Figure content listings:

##############################

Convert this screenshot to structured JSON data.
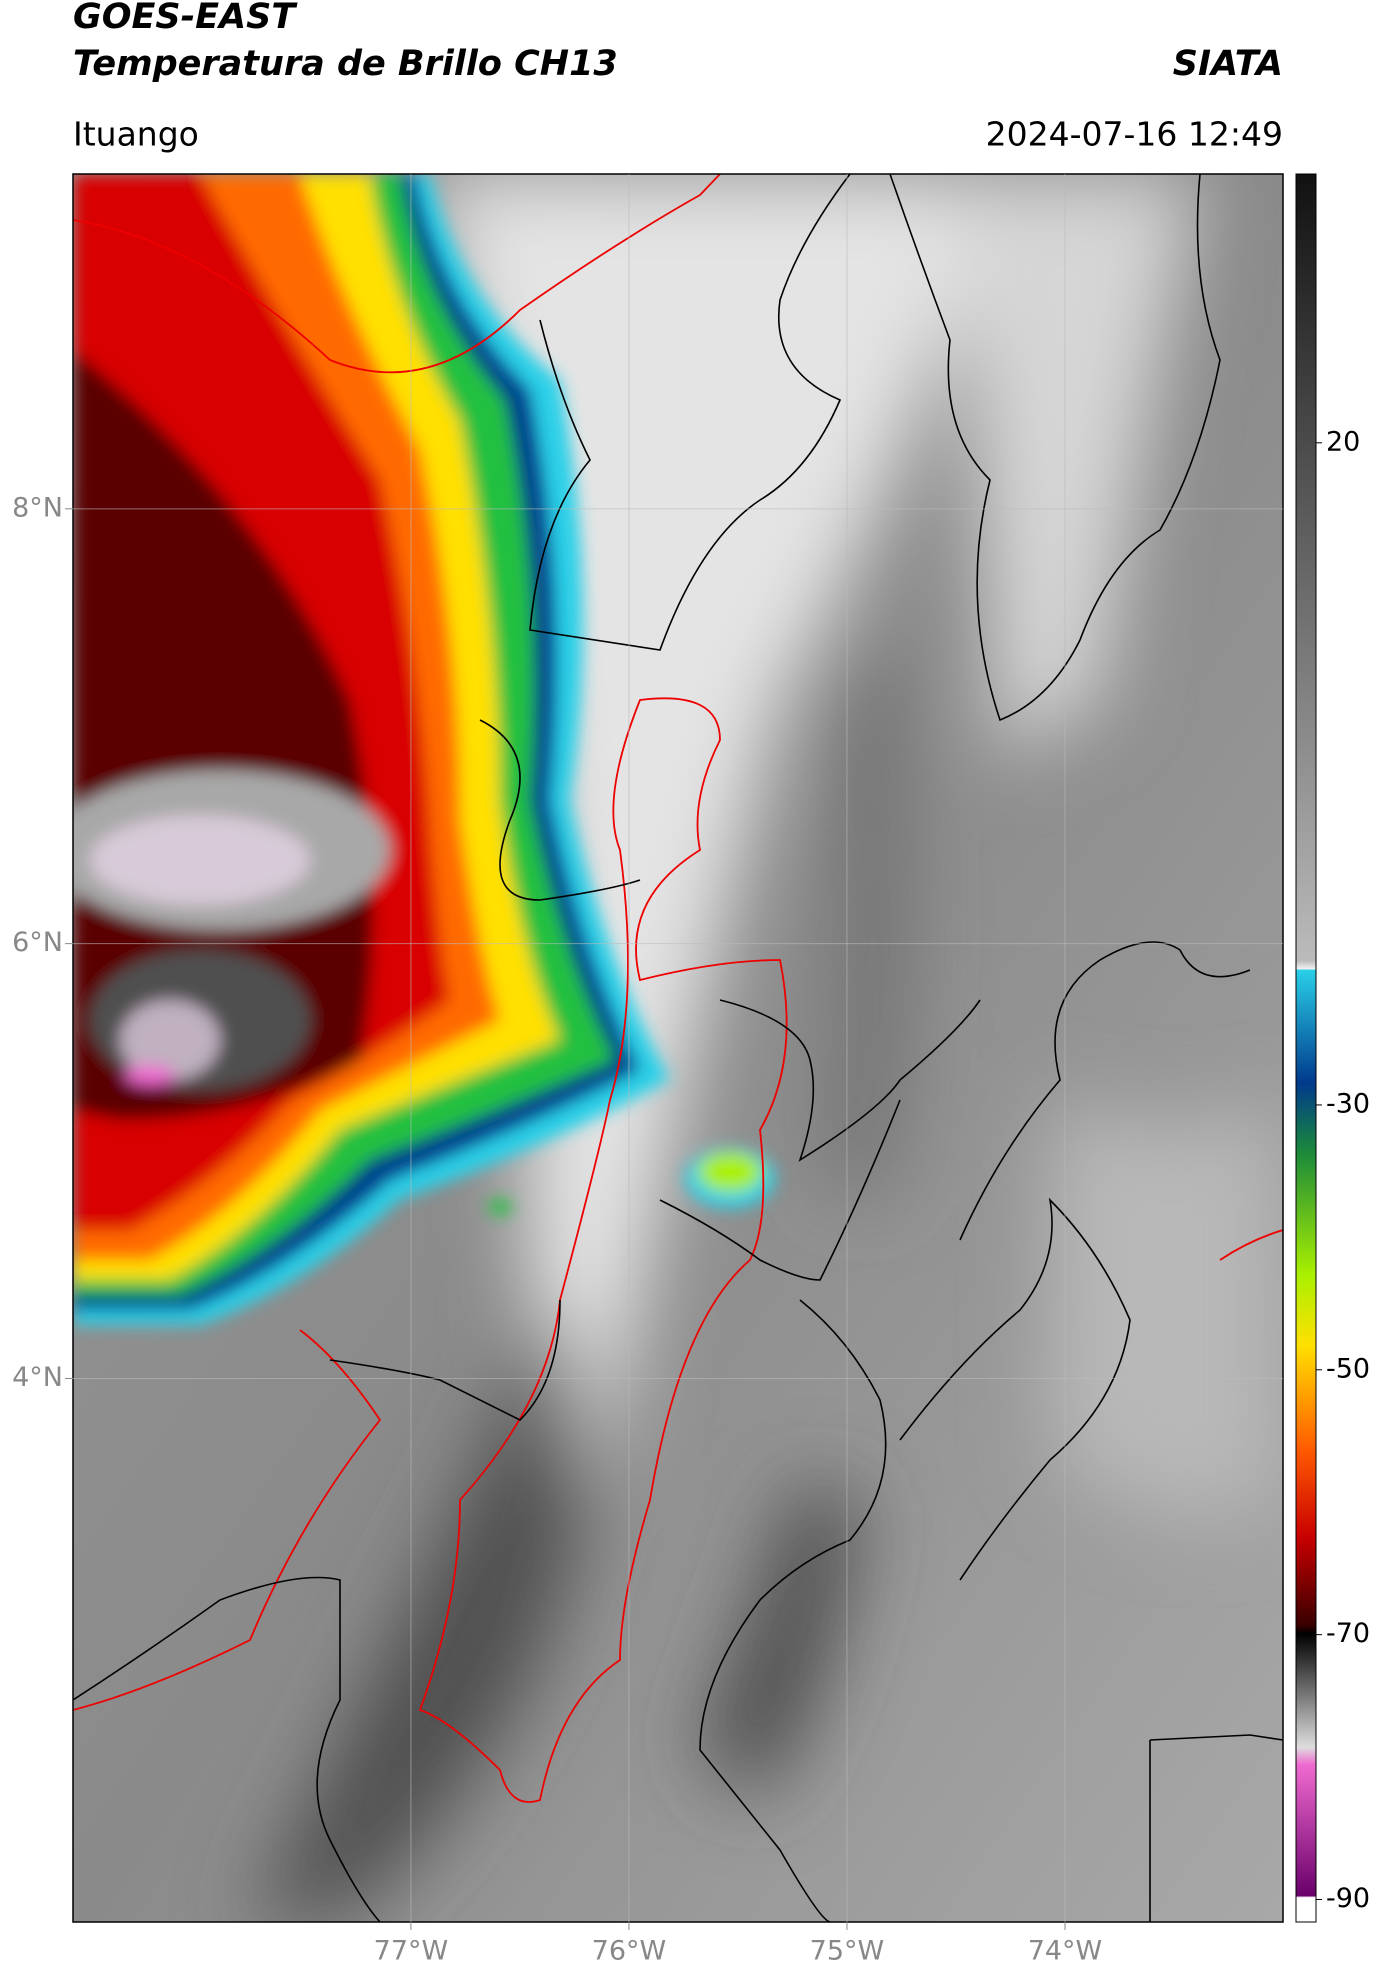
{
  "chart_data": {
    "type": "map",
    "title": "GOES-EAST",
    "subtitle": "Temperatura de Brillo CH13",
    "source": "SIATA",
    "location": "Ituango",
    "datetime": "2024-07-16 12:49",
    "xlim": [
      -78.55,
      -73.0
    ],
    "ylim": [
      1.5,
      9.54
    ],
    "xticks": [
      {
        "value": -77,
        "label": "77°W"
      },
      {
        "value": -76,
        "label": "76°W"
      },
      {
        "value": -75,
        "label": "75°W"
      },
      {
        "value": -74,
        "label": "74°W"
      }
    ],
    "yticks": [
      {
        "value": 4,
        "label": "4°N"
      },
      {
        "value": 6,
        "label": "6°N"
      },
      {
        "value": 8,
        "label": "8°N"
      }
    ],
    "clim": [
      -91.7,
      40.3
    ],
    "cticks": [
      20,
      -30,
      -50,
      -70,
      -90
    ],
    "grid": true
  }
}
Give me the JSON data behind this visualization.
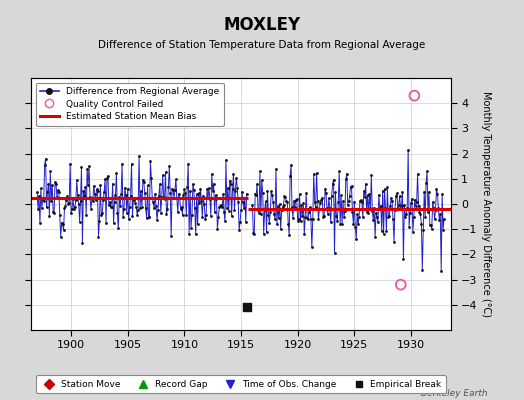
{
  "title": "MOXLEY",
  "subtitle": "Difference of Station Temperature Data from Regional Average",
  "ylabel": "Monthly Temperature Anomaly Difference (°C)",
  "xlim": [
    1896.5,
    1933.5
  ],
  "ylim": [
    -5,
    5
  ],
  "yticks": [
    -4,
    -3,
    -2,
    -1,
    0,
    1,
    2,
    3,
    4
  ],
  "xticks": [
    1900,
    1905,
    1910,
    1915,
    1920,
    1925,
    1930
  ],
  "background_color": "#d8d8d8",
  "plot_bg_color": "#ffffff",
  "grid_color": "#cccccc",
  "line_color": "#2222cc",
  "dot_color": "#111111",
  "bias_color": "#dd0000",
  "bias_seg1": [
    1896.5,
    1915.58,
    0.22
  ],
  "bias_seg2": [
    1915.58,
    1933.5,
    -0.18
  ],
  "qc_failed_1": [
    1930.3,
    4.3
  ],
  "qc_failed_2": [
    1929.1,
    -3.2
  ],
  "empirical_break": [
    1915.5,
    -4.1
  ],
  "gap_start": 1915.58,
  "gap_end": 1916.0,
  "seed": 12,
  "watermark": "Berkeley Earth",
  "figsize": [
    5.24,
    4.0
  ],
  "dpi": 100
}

##############################

- TASK:
From the material above, write out exactly the lines from the line with "Give me the" through the closing line, inclusive, and no pictures.

- CORRECT RESULT:
Give me the JSON data behind this visualization.
{
  "title": "MOXLEY",
  "subtitle": "Difference of Station Temperature Data from Regional Average",
  "ylabel": "Monthly Temperature Anomaly Difference (°C)",
  "xlim": [
    1896.5,
    1933.5
  ],
  "ylim": [
    -5,
    5
  ],
  "yticks": [
    -4,
    -3,
    -2,
    -1,
    0,
    1,
    2,
    3,
    4
  ],
  "xticks": [
    1900,
    1905,
    1910,
    1915,
    1920,
    1925,
    1930
  ],
  "background_color": "#d8d8d8",
  "plot_bg_color": "#ffffff",
  "grid_color": "#cccccc",
  "line_color": "#2222cc",
  "dot_color": "#111111",
  "bias_color": "#dd0000",
  "bias_seg1": [
    1896.5,
    1915.58,
    0.22
  ],
  "bias_seg2": [
    1915.58,
    1933.5,
    -0.18
  ],
  "qc_failed_1": [
    1930.3,
    4.3
  ],
  "qc_failed_2": [
    1929.1,
    -3.2
  ],
  "empirical_break": [
    1915.5,
    -4.1
  ],
  "gap_start": 1915.58,
  "gap_end": 1916.0,
  "seed": 12,
  "watermark": "Berkeley Earth",
  "figsize": [
    5.24,
    4.0
  ],
  "dpi": 100
}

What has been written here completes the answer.